** Start of RECORD EXCERPTS **

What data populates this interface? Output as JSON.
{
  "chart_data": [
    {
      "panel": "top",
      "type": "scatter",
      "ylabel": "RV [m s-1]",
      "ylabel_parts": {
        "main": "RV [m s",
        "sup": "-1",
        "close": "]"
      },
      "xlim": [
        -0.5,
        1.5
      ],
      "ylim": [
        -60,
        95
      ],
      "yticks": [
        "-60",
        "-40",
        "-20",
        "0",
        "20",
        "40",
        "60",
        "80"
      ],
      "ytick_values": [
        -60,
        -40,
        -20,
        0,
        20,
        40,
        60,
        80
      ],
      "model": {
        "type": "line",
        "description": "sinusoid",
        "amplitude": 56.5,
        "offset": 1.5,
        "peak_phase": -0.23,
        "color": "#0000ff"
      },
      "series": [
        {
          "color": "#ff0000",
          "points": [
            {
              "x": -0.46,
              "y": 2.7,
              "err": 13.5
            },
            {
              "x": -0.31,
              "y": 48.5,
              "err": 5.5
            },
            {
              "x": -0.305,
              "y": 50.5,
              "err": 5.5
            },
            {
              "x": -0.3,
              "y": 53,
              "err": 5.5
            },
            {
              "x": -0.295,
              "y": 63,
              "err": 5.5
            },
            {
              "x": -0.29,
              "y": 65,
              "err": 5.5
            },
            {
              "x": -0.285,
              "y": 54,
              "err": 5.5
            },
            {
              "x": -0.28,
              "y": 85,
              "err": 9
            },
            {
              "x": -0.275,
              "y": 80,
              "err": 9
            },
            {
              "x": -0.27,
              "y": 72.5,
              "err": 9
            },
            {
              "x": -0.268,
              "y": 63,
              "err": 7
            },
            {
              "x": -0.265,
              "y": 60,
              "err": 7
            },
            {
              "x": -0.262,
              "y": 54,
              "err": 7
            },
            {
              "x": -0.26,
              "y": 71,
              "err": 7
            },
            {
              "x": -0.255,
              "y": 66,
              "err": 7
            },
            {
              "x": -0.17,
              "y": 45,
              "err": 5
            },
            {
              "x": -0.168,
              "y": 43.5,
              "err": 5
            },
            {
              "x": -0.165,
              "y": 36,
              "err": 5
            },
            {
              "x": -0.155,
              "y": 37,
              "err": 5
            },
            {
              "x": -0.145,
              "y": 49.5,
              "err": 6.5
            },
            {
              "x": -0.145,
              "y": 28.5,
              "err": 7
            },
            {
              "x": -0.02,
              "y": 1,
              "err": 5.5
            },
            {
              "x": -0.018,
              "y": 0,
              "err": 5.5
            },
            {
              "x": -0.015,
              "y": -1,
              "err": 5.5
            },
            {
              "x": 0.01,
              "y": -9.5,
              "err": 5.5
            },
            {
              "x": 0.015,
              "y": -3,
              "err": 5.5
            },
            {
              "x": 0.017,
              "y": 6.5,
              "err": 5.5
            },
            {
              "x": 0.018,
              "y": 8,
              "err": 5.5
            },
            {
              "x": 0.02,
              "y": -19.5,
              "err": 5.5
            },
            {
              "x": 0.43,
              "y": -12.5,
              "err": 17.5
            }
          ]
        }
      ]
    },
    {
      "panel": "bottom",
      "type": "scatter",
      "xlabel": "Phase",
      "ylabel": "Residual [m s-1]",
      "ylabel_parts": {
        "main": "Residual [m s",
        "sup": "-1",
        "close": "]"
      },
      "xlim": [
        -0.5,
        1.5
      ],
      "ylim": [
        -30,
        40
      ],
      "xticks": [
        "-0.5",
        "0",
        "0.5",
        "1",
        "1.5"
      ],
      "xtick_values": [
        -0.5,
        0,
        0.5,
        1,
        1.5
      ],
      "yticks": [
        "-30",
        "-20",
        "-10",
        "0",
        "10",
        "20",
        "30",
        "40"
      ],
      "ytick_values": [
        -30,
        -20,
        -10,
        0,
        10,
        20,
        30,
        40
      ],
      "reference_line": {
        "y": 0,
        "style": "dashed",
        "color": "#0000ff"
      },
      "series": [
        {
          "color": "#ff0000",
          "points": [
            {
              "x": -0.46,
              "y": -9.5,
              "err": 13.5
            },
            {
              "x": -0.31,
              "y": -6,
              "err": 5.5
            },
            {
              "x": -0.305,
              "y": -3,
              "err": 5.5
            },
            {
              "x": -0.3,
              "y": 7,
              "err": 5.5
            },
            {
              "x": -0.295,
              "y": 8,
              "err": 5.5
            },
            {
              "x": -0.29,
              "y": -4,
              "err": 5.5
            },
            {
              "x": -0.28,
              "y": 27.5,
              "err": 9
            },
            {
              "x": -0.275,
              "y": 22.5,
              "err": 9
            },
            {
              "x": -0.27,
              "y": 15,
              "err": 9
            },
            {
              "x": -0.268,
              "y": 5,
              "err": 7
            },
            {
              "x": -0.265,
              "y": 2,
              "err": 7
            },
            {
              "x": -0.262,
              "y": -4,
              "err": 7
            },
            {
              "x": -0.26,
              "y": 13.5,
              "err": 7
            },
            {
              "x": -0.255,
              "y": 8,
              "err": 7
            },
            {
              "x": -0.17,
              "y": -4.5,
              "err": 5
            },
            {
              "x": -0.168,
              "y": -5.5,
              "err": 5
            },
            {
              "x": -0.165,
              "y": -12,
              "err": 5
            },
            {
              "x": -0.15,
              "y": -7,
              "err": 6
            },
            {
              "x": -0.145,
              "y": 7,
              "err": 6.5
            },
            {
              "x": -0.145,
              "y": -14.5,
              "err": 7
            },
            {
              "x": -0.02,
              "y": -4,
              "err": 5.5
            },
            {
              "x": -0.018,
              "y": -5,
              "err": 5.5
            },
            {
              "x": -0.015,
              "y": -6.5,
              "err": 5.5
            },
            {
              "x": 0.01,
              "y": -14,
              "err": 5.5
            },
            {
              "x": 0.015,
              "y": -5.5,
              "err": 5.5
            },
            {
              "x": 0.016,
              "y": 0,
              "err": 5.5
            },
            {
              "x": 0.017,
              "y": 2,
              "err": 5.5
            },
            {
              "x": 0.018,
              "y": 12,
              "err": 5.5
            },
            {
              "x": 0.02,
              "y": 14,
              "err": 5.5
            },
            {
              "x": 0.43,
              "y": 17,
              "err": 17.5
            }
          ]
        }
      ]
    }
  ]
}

** End of RECORD EXCERPTS **
** Start of RECORD EXCERPTS **

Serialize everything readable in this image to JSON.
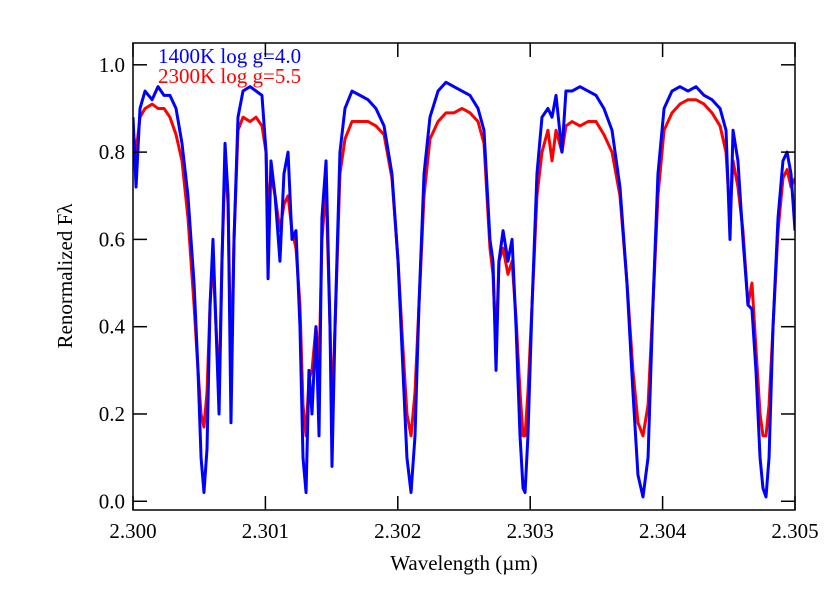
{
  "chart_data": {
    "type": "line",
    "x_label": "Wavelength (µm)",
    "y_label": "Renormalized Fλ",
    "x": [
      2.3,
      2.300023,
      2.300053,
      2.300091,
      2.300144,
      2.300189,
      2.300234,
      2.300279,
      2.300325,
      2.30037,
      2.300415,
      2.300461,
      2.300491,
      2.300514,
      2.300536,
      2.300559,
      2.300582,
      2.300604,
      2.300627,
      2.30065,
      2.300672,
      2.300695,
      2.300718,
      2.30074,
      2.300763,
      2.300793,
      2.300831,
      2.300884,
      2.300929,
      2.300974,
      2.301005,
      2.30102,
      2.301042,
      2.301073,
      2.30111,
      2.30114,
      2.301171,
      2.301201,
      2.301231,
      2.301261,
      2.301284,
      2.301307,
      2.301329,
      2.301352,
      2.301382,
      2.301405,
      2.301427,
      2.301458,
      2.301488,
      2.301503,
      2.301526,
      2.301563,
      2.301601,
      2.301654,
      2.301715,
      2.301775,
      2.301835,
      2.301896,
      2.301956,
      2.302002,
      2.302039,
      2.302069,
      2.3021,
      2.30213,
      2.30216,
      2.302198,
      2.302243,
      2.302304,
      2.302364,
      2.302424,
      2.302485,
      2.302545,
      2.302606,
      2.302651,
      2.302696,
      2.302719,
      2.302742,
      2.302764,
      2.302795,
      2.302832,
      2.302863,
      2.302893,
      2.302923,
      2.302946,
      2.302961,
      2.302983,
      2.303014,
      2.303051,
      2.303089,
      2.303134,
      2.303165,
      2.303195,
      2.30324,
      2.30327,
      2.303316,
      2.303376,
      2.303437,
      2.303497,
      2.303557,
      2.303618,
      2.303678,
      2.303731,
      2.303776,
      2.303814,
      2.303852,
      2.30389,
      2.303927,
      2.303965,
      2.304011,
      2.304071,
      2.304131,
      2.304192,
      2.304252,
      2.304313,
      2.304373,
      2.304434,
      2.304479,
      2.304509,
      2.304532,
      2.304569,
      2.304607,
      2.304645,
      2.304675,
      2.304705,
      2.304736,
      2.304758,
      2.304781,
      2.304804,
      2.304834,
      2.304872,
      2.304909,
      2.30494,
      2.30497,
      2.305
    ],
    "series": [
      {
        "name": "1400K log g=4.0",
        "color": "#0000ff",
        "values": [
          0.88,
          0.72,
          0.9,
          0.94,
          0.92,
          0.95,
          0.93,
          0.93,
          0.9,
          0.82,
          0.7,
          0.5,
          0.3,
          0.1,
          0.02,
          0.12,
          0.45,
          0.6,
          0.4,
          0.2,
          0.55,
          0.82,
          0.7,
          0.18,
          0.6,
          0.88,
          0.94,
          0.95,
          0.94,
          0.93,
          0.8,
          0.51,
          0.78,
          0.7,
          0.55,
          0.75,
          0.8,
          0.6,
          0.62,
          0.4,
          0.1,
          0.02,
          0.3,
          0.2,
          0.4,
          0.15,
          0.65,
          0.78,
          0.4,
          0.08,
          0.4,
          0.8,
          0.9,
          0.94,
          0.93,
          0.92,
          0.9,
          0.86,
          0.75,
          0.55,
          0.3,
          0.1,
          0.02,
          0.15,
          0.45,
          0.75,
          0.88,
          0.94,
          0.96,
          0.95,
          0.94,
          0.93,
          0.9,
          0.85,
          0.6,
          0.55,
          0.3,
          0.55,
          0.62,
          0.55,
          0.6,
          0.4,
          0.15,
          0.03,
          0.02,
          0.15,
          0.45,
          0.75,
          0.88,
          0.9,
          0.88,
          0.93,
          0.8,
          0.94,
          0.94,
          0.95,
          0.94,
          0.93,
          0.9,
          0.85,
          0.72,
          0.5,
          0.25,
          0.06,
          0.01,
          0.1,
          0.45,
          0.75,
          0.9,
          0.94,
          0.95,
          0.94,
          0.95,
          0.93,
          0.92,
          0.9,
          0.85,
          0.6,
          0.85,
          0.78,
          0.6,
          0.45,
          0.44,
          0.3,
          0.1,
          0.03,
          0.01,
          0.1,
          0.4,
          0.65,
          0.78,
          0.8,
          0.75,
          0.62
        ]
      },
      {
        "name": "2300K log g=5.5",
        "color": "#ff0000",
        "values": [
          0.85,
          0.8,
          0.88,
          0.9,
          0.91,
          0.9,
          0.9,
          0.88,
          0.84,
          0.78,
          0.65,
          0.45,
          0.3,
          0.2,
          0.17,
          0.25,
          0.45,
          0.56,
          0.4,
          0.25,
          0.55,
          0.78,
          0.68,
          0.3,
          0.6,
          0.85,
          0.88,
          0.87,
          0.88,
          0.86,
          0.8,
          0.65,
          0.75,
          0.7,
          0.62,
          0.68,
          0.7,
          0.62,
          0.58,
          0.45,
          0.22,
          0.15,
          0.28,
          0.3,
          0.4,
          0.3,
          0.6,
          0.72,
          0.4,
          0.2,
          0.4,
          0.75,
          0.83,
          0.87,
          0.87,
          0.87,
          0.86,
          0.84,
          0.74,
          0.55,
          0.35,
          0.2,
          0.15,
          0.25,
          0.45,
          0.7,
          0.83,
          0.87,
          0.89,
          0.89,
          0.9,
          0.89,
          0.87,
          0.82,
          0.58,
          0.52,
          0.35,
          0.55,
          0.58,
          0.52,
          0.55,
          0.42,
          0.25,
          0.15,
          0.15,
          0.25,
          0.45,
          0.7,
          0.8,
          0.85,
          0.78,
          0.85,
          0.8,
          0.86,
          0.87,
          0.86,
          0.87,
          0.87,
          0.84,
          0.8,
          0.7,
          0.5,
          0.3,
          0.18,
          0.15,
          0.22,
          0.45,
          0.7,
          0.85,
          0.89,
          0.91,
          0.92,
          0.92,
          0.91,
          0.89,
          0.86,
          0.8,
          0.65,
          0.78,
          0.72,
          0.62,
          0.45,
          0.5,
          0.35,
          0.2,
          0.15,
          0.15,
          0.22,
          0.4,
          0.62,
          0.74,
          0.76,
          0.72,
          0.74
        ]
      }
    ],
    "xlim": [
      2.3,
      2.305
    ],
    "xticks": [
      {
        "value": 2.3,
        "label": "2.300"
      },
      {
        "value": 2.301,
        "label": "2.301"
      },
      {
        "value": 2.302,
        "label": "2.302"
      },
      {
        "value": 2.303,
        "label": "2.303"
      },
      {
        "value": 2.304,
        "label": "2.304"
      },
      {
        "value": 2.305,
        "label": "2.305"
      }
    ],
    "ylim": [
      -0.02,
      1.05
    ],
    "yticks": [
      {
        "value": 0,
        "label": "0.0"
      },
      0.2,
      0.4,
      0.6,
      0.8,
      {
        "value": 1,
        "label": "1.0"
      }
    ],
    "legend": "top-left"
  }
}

** End of RECORD EXCERPTS **

*WRITTEN INSTRUCTION*
Check the data for the word "type" and pull out the lines that have it.

*SOLUTION TO THIS TASK*
      "type": "scatter",
        "type": "line",
      "type": "scatter",
    "type": "line",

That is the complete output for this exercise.